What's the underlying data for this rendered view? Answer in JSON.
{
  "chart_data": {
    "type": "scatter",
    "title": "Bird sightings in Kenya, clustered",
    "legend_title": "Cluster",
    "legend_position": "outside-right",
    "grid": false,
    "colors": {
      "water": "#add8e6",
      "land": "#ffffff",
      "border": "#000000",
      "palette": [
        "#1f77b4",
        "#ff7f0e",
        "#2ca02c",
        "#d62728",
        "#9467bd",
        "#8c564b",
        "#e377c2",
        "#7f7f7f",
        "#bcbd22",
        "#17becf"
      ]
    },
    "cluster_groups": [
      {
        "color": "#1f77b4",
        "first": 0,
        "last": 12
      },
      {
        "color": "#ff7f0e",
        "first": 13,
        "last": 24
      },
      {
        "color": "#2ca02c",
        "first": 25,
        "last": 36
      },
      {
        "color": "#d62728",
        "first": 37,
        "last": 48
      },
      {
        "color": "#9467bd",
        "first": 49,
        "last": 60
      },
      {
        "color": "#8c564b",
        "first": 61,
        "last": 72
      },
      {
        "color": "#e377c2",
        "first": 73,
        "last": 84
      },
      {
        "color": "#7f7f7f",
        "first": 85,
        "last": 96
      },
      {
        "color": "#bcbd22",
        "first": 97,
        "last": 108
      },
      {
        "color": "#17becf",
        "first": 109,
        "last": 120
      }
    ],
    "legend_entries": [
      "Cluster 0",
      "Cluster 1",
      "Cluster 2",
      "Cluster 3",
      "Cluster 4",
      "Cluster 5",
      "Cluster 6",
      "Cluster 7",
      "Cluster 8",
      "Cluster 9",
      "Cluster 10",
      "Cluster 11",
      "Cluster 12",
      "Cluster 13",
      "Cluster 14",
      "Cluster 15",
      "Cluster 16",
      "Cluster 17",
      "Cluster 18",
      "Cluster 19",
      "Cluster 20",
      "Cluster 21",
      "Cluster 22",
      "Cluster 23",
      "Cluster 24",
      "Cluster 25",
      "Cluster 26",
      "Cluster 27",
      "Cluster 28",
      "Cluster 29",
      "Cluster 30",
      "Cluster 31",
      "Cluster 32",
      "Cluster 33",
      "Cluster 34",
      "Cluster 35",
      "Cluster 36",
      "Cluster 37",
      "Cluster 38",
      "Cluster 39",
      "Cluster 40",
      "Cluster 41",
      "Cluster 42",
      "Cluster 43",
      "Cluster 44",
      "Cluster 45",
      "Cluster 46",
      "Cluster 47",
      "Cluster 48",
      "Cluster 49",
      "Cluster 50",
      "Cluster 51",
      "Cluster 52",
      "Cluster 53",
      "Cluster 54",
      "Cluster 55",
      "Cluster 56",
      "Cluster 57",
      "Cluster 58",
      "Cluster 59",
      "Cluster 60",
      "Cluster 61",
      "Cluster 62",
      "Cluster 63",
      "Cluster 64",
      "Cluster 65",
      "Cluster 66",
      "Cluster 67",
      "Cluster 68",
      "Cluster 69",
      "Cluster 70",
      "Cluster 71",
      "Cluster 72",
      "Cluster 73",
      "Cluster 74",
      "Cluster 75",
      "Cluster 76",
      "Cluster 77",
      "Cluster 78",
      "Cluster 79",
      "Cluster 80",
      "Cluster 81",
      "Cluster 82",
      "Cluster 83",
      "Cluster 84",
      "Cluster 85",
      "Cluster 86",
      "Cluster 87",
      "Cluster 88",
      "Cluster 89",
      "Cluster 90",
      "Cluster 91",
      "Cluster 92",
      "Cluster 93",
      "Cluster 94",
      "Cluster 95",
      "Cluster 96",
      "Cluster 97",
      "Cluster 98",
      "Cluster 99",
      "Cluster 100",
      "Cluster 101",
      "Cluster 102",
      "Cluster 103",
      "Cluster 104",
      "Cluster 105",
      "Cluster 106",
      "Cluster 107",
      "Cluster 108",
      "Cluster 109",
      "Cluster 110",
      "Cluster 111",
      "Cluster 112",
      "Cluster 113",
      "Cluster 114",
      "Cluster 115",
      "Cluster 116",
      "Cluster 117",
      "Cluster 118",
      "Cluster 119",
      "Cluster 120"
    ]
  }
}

————

SHORT TASK> Restate the listing above word for word.

SOLUTION TO THE EXERCISE>
What's the underlying data for this rendered view? Answer in JSON.
{
  "chart_data": {
    "type": "scatter",
    "title": "Bird sightings in Kenya, clustered",
    "legend_title": "Cluster",
    "legend_position": "outside-right",
    "grid": false,
    "colors": {
      "water": "#add8e6",
      "land": "#ffffff",
      "border": "#000000",
      "palette": [
        "#1f77b4",
        "#ff7f0e",
        "#2ca02c",
        "#d62728",
        "#9467bd",
        "#8c564b",
        "#e377c2",
        "#7f7f7f",
        "#bcbd22",
        "#17becf"
      ]
    },
    "cluster_groups": [
      {
        "color": "#1f77b4",
        "first": 0,
        "last": 12
      },
      {
        "color": "#ff7f0e",
        "first": 13,
        "last": 24
      },
      {
        "color": "#2ca02c",
        "first": 25,
        "last": 36
      },
      {
        "color": "#d62728",
        "first": 37,
        "last": 48
      },
      {
        "color": "#9467bd",
        "first": 49,
        "last": 60
      },
      {
        "color": "#8c564b",
        "first": 61,
        "last": 72
      },
      {
        "color": "#e377c2",
        "first": 73,
        "last": 84
      },
      {
        "color": "#7f7f7f",
        "first": 85,
        "last": 96
      },
      {
        "color": "#bcbd22",
        "first": 97,
        "last": 108
      },
      {
        "color": "#17becf",
        "first": 109,
        "last": 120
      }
    ],
    "legend_entries": [
      "Cluster 0",
      "Cluster 1",
      "Cluster 2",
      "Cluster 3",
      "Cluster 4",
      "Cluster 5",
      "Cluster 6",
      "Cluster 7",
      "Cluster 8",
      "Cluster 9",
      "Cluster 10",
      "Cluster 11",
      "Cluster 12",
      "Cluster 13",
      "Cluster 14",
      "Cluster 15",
      "Cluster 16",
      "Cluster 17",
      "Cluster 18",
      "Cluster 19",
      "Cluster 20",
      "Cluster 21",
      "Cluster 22",
      "Cluster 23",
      "Cluster 24",
      "Cluster 25",
      "Cluster 26",
      "Cluster 27",
      "Cluster 28",
      "Cluster 29",
      "Cluster 30",
      "Cluster 31",
      "Cluster 32",
      "Cluster 33",
      "Cluster 34",
      "Cluster 35",
      "Cluster 36",
      "Cluster 37",
      "Cluster 38",
      "Cluster 39",
      "Cluster 40",
      "Cluster 41",
      "Cluster 42",
      "Cluster 43",
      "Cluster 44",
      "Cluster 45",
      "Cluster 46",
      "Cluster 47",
      "Cluster 48",
      "Cluster 49",
      "Cluster 50",
      "Cluster 51",
      "Cluster 52",
      "Cluster 53",
      "Cluster 54",
      "Cluster 55",
      "Cluster 56",
      "Cluster 57",
      "Cluster 58",
      "Cluster 59",
      "Cluster 60",
      "Cluster 61",
      "Cluster 62",
      "Cluster 63",
      "Cluster 64",
      "Cluster 65",
      "Cluster 66",
      "Cluster 67",
      "Cluster 68",
      "Cluster 69",
      "Cluster 70",
      "Cluster 71",
      "Cluster 72",
      "Cluster 73",
      "Cluster 74",
      "Cluster 75",
      "Cluster 76",
      "Cluster 77",
      "Cluster 78",
      "Cluster 79",
      "Cluster 80",
      "Cluster 81",
      "Cluster 82",
      "Cluster 83",
      "Cluster 84",
      "Cluster 85",
      "Cluster 86",
      "Cluster 87",
      "Cluster 88",
      "Cluster 89",
      "Cluster 90",
      "Cluster 91",
      "Cluster 92",
      "Cluster 93",
      "Cluster 94",
      "Cluster 95",
      "Cluster 96",
      "Cluster 97",
      "Cluster 98",
      "Cluster 99",
      "Cluster 100",
      "Cluster 101",
      "Cluster 102",
      "Cluster 103",
      "Cluster 104",
      "Cluster 105",
      "Cluster 106",
      "Cluster 107",
      "Cluster 108",
      "Cluster 109",
      "Cluster 110",
      "Cluster 111",
      "Cluster 112",
      "Cluster 113",
      "Cluster 114",
      "Cluster 115",
      "Cluster 116",
      "Cluster 117",
      "Cluster 118",
      "Cluster 119",
      "Cluster 120"
    ]
  }
}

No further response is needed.